Given instruction: Copy every record below exactly as written, but leave out the pictures.

───

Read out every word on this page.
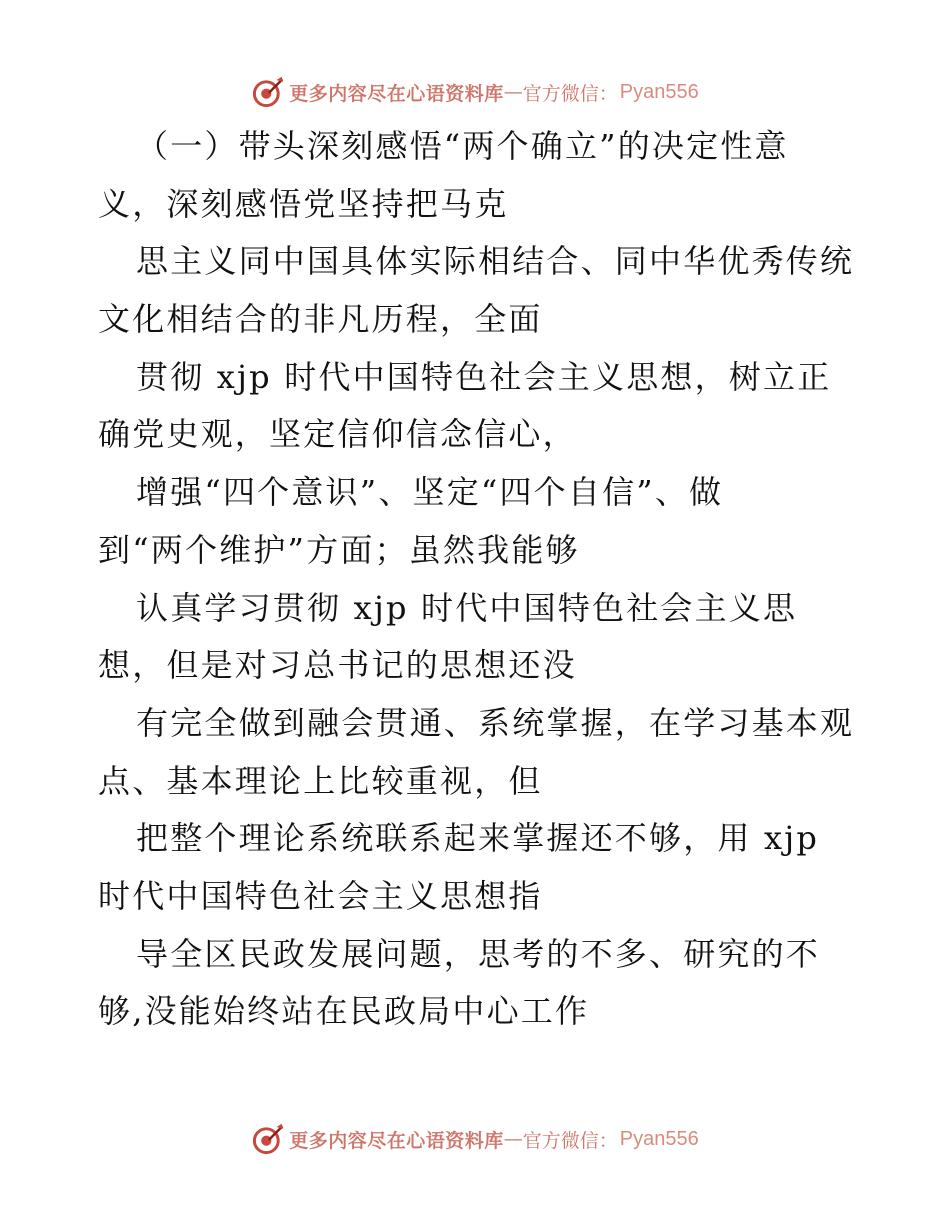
更多内容尽在心语资料库 — 官方微信： Pyan556
（一）带头深刻感悟“两个确立”的决定性意
义，深刻感悟党坚持把马克
思主义同中国具体实际相结合、同中华优秀传统
文化相结合的非凡历程，全面
贯彻 xjp 时代中国特色社会主义思想，树立正
确党史观，坚定信仰信念信心，
增强“四个意识”、坚定“四个自信”、做
到“两个维护”方面；虽然我能够
认真学习贯彻 xjp 时代中国特色社会主义思
想，但是对习总书记的思想还没
有完全做到融会贯通、系统掌握，在学习基本观
点、基本理论上比较重视，但
把整个理论系统联系起来掌握还不够，用 xjp
时代中国特色社会主义思想指
导全区民政发展问题，思考的不多、研究的不
够,没能始终站在民政局中心工作
更多内容尽在心语资料库 — 官方微信： Pyan556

───

Answer to this task:
Read out every word on this page.
更多内容尽在心语资料库 — 官方微信： Pyan556
（一）带头深刻感悟“两个确立”的决定性意
义，深刻感悟党坚持把马克
思主义同中国具体实际相结合、同中华优秀传统
文化相结合的非凡历程，全面
贯彻 xjp 时代中国特色社会主义思想，树立正
确党史观，坚定信仰信念信心，
增强“四个意识”、坚定“四个自信”、做
到“两个维护”方面；虽然我能够
认真学习贯彻 xjp 时代中国特色社会主义思
想，但是对习总书记的思想还没
有完全做到融会贯通、系统掌握，在学习基本观
点、基本理论上比较重视，但
把整个理论系统联系起来掌握还不够，用 xjp
时代中国特色社会主义思想指
导全区民政发展问题，思考的不多、研究的不
够,没能始终站在民政局中心工作
更多内容尽在心语资料库 — 官方微信： Pyan556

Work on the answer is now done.